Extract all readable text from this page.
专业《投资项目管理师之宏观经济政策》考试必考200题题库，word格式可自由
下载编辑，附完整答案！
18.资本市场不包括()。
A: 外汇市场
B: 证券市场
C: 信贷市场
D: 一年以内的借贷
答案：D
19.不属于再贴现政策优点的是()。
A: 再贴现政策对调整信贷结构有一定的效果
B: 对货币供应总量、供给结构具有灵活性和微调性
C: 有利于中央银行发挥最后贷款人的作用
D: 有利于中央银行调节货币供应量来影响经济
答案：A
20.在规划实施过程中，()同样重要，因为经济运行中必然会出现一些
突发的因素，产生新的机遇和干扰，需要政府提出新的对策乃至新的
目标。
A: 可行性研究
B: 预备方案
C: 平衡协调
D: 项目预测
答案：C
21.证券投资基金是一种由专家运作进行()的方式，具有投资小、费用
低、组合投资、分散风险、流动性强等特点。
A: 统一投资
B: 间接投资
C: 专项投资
····················
[BRIEF]
All of the entries above need to be reproduced exactly.

[SOLUTION TO THE PROBLEM]
Extract all readable text from this page.
专业《投资项目管理师之宏观经济政策》考试必考200题题库，word格式可自由
下载编辑，附完整答案！
18.资本市场不包括()。
A: 外汇市场
B: 证券市场
C: 信贷市场
D: 一年以内的借贷
答案：D
19.不属于再贴现政策优点的是()。
A: 再贴现政策对调整信贷结构有一定的效果
B: 对货币供应总量、供给结构具有灵活性和微调性
C: 有利于中央银行发挥最后贷款人的作用
D: 有利于中央银行调节货币供应量来影响经济
答案：A
20.在规划实施过程中，()同样重要，因为经济运行中必然会出现一些
突发的因素，产生新的机遇和干扰，需要政府提出新的对策乃至新的
目标。
A: 可行性研究
B: 预备方案
C: 平衡协调
D: 项目预测
答案：C
21.证券投资基金是一种由专家运作进行()的方式，具有投资小、费用
低、组合投资、分散风险、流动性强等特点。
A: 统一投资
B: 间接投资
C: 专项投资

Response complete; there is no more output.